Saved data entries
start
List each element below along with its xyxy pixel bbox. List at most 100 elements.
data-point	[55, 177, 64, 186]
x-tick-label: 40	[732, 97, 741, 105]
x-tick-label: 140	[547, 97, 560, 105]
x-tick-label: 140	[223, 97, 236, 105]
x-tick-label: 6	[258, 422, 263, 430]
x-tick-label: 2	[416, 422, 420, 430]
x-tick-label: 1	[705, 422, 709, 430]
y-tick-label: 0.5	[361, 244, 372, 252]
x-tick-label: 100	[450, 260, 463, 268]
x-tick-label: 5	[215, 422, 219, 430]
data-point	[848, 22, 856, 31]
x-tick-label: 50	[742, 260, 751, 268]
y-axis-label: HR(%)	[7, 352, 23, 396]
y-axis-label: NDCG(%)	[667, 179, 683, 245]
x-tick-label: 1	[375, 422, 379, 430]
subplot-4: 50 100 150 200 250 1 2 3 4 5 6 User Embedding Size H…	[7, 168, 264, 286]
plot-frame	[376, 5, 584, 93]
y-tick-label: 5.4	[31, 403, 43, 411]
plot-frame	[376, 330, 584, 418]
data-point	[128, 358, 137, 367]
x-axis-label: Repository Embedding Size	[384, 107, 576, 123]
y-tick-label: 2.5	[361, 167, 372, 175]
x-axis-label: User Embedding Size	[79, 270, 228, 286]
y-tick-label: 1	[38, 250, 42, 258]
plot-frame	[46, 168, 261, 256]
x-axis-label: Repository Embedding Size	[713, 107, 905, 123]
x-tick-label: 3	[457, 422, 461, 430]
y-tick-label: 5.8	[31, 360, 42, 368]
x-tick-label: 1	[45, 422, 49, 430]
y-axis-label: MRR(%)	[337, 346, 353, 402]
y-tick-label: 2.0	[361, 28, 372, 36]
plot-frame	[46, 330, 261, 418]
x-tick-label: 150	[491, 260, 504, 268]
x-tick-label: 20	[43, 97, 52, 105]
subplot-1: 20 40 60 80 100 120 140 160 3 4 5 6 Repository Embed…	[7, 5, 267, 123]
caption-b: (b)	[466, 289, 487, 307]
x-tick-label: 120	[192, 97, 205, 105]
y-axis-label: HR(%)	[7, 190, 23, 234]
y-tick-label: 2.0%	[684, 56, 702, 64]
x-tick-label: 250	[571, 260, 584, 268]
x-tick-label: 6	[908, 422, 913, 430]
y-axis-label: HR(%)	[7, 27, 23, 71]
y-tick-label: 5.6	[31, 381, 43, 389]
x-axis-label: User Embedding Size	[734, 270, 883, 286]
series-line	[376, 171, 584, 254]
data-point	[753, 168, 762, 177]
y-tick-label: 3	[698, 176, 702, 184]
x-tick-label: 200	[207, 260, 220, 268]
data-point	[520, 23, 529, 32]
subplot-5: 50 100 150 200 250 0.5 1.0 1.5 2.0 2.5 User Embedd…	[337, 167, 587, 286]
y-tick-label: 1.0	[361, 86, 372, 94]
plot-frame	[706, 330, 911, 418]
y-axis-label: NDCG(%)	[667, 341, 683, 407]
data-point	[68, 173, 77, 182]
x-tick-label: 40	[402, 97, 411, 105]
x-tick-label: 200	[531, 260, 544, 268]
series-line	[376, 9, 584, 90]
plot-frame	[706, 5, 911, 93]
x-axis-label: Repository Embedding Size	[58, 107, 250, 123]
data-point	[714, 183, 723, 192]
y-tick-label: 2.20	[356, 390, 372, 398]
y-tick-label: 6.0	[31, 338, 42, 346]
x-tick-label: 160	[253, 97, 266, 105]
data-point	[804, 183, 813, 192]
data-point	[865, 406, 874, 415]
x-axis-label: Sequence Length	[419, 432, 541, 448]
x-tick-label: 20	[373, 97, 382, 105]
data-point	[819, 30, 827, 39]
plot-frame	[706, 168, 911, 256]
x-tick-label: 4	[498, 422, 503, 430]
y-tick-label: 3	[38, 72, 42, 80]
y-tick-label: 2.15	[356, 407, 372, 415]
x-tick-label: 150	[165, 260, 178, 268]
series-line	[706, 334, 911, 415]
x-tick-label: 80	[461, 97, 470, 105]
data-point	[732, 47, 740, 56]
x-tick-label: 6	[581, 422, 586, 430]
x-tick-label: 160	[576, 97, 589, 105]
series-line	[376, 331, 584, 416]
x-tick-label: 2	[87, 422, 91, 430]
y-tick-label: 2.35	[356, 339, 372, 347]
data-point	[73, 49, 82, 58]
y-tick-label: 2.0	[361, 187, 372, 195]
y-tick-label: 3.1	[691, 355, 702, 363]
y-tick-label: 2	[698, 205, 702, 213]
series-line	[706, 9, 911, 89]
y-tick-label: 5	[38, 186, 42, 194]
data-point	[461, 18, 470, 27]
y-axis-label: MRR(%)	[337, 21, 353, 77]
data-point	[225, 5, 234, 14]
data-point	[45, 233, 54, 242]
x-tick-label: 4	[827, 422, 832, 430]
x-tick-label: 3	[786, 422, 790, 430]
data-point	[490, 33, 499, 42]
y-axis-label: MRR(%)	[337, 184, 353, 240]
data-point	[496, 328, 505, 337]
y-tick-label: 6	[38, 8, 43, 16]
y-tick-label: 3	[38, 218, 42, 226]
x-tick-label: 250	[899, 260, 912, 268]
end
Short exercise
Edit the data above so that every "plot-frame" becomes "panel-frame", and leave all other text as it is.

Response to this exercise
List each element below along with its xyxy pixel bbox. List at most 100 elements.
data-point	[55, 177, 64, 186]
x-tick-label: 40	[732, 97, 741, 105]
x-tick-label: 140	[547, 97, 560, 105]
x-tick-label: 140	[223, 97, 236, 105]
x-tick-label: 6	[258, 422, 263, 430]
x-tick-label: 2	[416, 422, 420, 430]
x-tick-label: 1	[705, 422, 709, 430]
y-tick-label: 0.5	[361, 244, 372, 252]
x-tick-label: 100	[450, 260, 463, 268]
x-tick-label: 5	[215, 422, 219, 430]
data-point	[848, 22, 856, 31]
x-tick-label: 50	[742, 260, 751, 268]
y-axis-label: HR(%)	[7, 352, 23, 396]
y-axis-label: NDCG(%)	[667, 179, 683, 245]
x-tick-label: 1	[375, 422, 379, 430]
subplot-4: 50 100 150 200 250 1 2 3 4 5 6 User Embedding Size H…	[7, 168, 264, 286]
panel-frame	[376, 5, 584, 93]
y-tick-label: 5.4	[31, 403, 43, 411]
panel-frame	[376, 330, 584, 418]
data-point	[128, 358, 137, 367]
x-axis-label: Repository Embedding Size	[384, 107, 576, 123]
y-tick-label: 2.5	[361, 167, 372, 175]
x-axis-label: User Embedding Size	[79, 270, 228, 286]
y-tick-label: 1	[38, 250, 42, 258]
panel-frame	[46, 168, 261, 256]
x-axis-label: Repository Embedding Size	[713, 107, 905, 123]
x-tick-label: 3	[457, 422, 461, 430]
y-tick-label: 5.8	[31, 360, 42, 368]
x-tick-label: 1	[45, 422, 49, 430]
y-axis-label: MRR(%)	[337, 346, 353, 402]
y-tick-label: 2.0	[361, 28, 372, 36]
panel-frame	[46, 330, 261, 418]
x-tick-label: 150	[491, 260, 504, 268]
x-tick-label: 20	[43, 97, 52, 105]
subplot-1: 20 40 60 80 100 120 140 160 3 4 5 6 Repository Embed…	[7, 5, 267, 123]
caption-b: (b)	[466, 289, 487, 307]
x-tick-label: 120	[192, 97, 205, 105]
y-axis-label: HR(%)	[7, 190, 23, 234]
y-tick-label: 2.0%	[684, 56, 702, 64]
x-tick-label: 250	[571, 260, 584, 268]
x-tick-label: 6	[908, 422, 913, 430]
y-axis-label: HR(%)	[7, 27, 23, 71]
y-tick-label: 5.6	[31, 381, 43, 389]
x-axis-label: User Embedding Size	[734, 270, 883, 286]
series-line	[376, 171, 584, 254]
data-point	[753, 168, 762, 177]
y-tick-label: 3	[698, 176, 702, 184]
x-tick-label: 200	[207, 260, 220, 268]
data-point	[520, 23, 529, 32]
subplot-5: 50 100 150 200 250 0.5 1.0 1.5 2.0 2.5 User Embedd…	[337, 167, 587, 286]
y-tick-label: 1.0	[361, 86, 372, 94]
panel-frame	[706, 330, 911, 418]
y-axis-label: NDCG(%)	[667, 341, 683, 407]
data-point	[68, 173, 77, 182]
x-tick-label: 40	[402, 97, 411, 105]
x-tick-label: 200	[531, 260, 544, 268]
series-line	[376, 9, 584, 90]
panel-frame	[706, 5, 911, 93]
x-axis-label: Repository Embedding Size	[58, 107, 250, 123]
data-point	[714, 183, 723, 192]
y-tick-label: 2.20	[356, 390, 372, 398]
y-tick-label: 6.0	[31, 338, 42, 346]
x-tick-label: 160	[253, 97, 266, 105]
data-point	[804, 183, 813, 192]
data-point	[865, 406, 874, 415]
x-axis-label: Sequence Length	[419, 432, 541, 448]
x-tick-label: 20	[373, 97, 382, 105]
data-point	[819, 30, 827, 39]
panel-frame	[706, 168, 911, 256]
x-tick-label: 4	[498, 422, 503, 430]
y-tick-label: 3	[38, 72, 42, 80]
y-tick-label: 2.15	[356, 407, 372, 415]
x-tick-label: 150	[165, 260, 178, 268]
series-line	[706, 334, 911, 415]
x-tick-label: 80	[461, 97, 470, 105]
data-point	[732, 47, 740, 56]
x-tick-label: 6	[581, 422, 586, 430]
x-tick-label: 160	[576, 97, 589, 105]
series-line	[376, 331, 584, 416]
x-tick-label: 2	[87, 422, 91, 430]
y-tick-label: 2.35	[356, 339, 372, 347]
data-point	[73, 49, 82, 58]
y-tick-label: 2.0	[361, 187, 372, 195]
y-tick-label: 3.1	[691, 355, 702, 363]
y-tick-label: 2	[698, 205, 702, 213]
series-line	[706, 9, 911, 89]
y-tick-label: 5	[38, 186, 42, 194]
data-point	[461, 18, 470, 27]
y-axis-label: MRR(%)	[337, 21, 353, 77]
data-point	[225, 5, 234, 14]
data-point	[45, 233, 54, 242]
x-tick-label: 4	[827, 422, 832, 430]
x-tick-label: 3	[786, 422, 790, 430]
data-point	[490, 33, 499, 42]
y-axis-label: MRR(%)	[337, 184, 353, 240]
data-point	[496, 328, 505, 337]
y-tick-label: 6	[38, 8, 43, 16]
y-tick-label: 3	[38, 218, 42, 226]
x-tick-label: 250	[899, 260, 912, 268]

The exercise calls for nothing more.